→ **REQUIREMENTS**
(A) Name every country and city mentioned in the article on Tadej Pogačar's Tour of Flanders plan. Do not count names used for races.
(B) Pick up the article on Tadej Pogačar's Tour of Flanders plan after its final sentence and carry it forward.

** START TEXT SEGMENT **

Tadej Pogačar's Flanders plan: Get to the final 40km and then unleash hell

The Tour of Flanders wasn’t on television in Slovenia when Tadej Pogačar was growing up. “It wasn’t like Holy Week here in Belgium,” he says, sitting in a newly built hotel 30 minutes in the middle of nowhere south of Gent, sandwiched between a giant car park and soccer fields. The glamorous life of a double Tour de France winner.

This morning, as the snow was melting, UAE Team Emirates went out to ride the roads they will race on Sunday. It’s a race where experience is paramount, and the 23-year-old hopes to remember some of the corners and climbs in two days’ time, but confesses it’s a lot to take in before his debut De Ronde.

Inexperience aside, as that barely seemed to matter when he won the Tour on his first try two years ago, there are a few big questions for Tadej Pogačar. Firstly, why is he here in the first place? It’s rare that reigning Tour de France champions are found competing on the Flanders cobbles.

“Why? I don’t know,” Pogačar puts it plainly. “We decided back in December to ride it and I’m pretty happy to be here. They’re hard climbs with the cobbles but that’s not everything in this race. It’s all the roads, all the corners, everything. You need to be really careful for all of it. I think today I saw roughly how it should be on Sunday.”

The phrase that keeps coming up during his press conference is how Flanders is a new challenge for him, a race and environment he hasn’t properly experienced before. He did race the U23 edition once, finishing 15th, his memories of that day being mostly of cramp and it being hot. When you’ve won all you already have at his age, keeping it fun and interesting is important.

Tadej Pogačar on his Tour of Flanders recon

And it will be fun, in a way. The cobbles of Belgium are a stage for the unexpected to occur. A crash at Dwars door Vlaanderen earlier in the week gave him a taste of how your chances of victory can slip at a moment’s notice, with Pogačar then having to fight back just to secure a 10th-place finish. That’s what concerns him most. To be caught out of position at a point when the race then disappears up the road without him.

** END TEXT SEGMENT **
** START ENTRIES **

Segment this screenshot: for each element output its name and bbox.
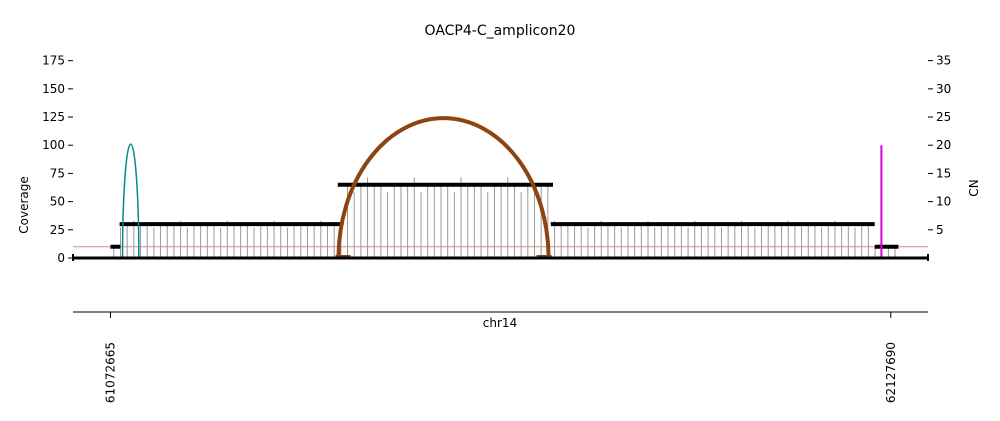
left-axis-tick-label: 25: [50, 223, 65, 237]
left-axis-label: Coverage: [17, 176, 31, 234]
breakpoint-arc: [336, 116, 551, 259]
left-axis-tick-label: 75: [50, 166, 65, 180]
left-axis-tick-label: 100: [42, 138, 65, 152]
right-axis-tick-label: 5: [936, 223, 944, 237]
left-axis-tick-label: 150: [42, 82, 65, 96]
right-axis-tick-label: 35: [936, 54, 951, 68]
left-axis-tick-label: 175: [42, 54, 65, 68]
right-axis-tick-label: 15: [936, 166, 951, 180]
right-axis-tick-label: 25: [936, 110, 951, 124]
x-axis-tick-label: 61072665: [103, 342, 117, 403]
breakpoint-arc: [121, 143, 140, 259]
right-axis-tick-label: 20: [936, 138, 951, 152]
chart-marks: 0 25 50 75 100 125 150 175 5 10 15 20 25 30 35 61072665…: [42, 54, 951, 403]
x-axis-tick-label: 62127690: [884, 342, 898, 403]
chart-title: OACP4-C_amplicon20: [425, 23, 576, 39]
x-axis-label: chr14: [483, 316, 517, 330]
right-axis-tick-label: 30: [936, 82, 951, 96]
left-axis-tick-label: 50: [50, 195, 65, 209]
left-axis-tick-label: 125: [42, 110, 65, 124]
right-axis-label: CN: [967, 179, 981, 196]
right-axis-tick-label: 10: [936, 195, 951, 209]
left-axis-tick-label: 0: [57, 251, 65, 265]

** END ENTRIES **
** START ENTRIES **

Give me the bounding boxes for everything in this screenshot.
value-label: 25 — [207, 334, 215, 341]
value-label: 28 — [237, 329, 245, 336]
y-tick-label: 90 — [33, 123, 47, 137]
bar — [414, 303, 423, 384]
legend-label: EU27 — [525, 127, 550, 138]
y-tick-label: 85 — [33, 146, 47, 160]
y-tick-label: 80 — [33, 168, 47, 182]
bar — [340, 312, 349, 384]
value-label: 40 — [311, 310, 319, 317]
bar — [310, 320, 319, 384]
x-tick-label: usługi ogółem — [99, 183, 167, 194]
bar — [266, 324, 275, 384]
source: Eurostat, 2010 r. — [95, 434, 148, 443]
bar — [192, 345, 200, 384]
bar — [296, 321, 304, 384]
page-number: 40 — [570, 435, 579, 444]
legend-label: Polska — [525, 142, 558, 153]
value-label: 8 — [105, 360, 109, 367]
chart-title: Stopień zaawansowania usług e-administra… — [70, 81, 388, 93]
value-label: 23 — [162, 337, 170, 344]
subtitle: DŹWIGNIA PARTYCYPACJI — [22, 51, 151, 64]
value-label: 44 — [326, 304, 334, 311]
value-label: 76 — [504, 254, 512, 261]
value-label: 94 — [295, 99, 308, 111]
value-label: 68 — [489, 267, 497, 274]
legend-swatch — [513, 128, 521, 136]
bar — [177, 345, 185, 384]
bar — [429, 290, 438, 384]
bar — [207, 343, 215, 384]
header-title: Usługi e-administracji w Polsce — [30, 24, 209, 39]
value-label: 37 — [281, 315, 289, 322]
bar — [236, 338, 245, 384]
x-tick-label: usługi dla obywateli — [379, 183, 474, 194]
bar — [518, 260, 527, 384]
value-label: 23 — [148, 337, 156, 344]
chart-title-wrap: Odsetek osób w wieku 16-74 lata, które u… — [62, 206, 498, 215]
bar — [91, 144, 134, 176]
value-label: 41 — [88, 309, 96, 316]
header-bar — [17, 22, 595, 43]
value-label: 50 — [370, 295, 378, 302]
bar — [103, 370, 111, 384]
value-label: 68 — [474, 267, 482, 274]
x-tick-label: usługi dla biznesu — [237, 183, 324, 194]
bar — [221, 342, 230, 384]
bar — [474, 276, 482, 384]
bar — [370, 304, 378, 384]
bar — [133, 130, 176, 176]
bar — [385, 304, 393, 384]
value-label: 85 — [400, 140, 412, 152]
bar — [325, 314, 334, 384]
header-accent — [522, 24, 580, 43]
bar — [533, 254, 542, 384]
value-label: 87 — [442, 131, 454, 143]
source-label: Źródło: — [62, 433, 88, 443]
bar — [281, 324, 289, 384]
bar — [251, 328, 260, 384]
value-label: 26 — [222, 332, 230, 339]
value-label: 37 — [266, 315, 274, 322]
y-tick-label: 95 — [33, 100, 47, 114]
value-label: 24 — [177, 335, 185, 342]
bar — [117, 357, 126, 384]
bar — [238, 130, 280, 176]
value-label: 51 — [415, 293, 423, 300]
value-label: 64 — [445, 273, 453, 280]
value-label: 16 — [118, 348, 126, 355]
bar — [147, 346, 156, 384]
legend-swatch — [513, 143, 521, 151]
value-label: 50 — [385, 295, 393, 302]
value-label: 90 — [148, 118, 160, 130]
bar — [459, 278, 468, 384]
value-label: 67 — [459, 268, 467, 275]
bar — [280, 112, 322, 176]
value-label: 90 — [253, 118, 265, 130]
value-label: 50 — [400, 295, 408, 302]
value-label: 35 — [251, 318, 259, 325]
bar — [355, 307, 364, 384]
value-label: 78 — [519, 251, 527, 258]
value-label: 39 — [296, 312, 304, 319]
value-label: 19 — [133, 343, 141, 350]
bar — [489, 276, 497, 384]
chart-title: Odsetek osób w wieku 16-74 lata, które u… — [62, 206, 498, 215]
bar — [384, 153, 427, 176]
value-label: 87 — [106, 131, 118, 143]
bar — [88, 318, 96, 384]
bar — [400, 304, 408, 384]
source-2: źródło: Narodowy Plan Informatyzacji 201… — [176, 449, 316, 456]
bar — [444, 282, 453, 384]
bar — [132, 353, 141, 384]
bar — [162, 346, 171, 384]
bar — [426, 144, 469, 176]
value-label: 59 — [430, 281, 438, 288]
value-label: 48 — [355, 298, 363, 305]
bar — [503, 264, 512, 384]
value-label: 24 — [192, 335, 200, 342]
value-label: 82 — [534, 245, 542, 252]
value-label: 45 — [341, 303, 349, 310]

** END ENTRIES **

→ **ANSWER SET**
(A) Slovenia, Belgium, Gent

(B)
“Waregem was just one moment, a crash next to him, losing fifty positions and then the race went. It’s a scene we need to avoid. He had the legs and the mind to do it,” his sports director Fabio Bataldo explains. “We can see from the first recon in Waregem he’s excited. He wants to have a new challenge, go for new adventures. He’s not just focused on one thing. He really likes all cycling from the Belgian Classics to the Tour.”

“He’s ready to go and it’s more about avoiding problems. Every corner, every small road, he just needs to go through to get to the important part. If as a team we can bring him to the last 40km his legs and his talent will be there.”

And there it is. For all of the understated humility we’ve come to expect from the Slovenian boy king, how he wouldn’t describe himself as a four-star favourite as the Belgian newspapers have, there is the plan from the mouth of UAE Team Emirates itself. Deliver him safely to the finale and then watch him explode the race.

“Maybe I am out of my comfort zone,” continues Pogačar, coy as ever. “It’s different racing, it’s more nervous, and yeah I’m not used to it yet but I really like it. It’s motivation for me.”

For his competitors, motivation is the last thing Tadej Pogačar needs.